[Dataset entries]

:::::

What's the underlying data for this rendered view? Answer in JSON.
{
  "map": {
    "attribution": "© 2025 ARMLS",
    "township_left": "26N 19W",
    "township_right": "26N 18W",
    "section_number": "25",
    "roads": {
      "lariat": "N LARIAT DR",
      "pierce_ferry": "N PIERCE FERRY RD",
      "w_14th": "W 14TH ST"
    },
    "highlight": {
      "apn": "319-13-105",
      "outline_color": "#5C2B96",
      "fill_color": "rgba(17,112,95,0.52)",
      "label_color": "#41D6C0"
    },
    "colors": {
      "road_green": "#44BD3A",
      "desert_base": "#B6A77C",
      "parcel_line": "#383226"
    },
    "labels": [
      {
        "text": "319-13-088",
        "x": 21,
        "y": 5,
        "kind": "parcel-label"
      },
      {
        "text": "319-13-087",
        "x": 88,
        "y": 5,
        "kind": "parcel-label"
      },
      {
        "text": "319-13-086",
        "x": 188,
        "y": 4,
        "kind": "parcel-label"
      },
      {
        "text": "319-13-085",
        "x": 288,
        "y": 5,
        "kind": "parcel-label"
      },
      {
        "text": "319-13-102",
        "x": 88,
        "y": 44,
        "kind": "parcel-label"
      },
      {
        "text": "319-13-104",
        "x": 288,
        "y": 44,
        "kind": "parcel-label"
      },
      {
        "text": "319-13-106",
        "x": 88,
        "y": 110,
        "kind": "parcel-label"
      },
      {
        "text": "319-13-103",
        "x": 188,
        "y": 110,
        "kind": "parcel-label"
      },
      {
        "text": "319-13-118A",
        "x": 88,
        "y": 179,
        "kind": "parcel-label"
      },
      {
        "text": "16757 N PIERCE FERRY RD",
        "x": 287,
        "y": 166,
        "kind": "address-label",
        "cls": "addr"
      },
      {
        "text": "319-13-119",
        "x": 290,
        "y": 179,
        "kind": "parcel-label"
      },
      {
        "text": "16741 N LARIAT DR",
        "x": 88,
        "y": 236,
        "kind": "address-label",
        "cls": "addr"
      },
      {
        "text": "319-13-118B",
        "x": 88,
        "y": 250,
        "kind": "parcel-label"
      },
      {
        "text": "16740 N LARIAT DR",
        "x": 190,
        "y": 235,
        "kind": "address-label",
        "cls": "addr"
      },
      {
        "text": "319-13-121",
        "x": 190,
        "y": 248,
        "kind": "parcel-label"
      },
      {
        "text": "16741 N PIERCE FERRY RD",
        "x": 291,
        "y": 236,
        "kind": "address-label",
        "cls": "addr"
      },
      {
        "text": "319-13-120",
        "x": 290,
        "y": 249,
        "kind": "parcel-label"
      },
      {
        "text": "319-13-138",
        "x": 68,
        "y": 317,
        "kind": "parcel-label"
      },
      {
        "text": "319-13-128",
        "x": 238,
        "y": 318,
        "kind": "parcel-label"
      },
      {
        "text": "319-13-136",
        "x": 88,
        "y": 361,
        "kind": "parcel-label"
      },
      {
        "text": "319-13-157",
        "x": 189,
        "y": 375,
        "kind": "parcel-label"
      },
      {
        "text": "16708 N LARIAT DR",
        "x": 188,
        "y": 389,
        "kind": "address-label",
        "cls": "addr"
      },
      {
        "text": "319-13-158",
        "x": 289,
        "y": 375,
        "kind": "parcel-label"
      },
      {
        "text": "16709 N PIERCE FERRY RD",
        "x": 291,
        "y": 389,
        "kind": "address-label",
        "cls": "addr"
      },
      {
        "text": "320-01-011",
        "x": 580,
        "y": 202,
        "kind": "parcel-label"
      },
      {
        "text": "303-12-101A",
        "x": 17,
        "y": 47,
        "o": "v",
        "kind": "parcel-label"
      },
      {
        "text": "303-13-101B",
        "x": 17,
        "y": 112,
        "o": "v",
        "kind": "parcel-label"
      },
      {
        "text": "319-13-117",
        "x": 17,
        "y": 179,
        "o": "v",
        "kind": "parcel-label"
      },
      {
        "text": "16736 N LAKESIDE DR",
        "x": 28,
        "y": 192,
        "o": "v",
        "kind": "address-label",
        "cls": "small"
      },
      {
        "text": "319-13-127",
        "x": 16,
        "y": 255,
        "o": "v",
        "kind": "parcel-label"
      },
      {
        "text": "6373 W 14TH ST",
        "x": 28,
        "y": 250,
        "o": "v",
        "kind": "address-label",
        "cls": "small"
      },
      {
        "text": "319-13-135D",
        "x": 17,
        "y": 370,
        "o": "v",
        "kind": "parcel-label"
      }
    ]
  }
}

:::::

◆ The task
Search the records above for the string "PIERCE". Copy every line that contains it.

◆ Output for this task
      "pierce_ferry": "N PIERCE FERRY RD",
        "text": "16757 N PIERCE FERRY RD",
        "text": "16741 N PIERCE FERRY RD",
        "text": "16709 N PIERCE FERRY RD",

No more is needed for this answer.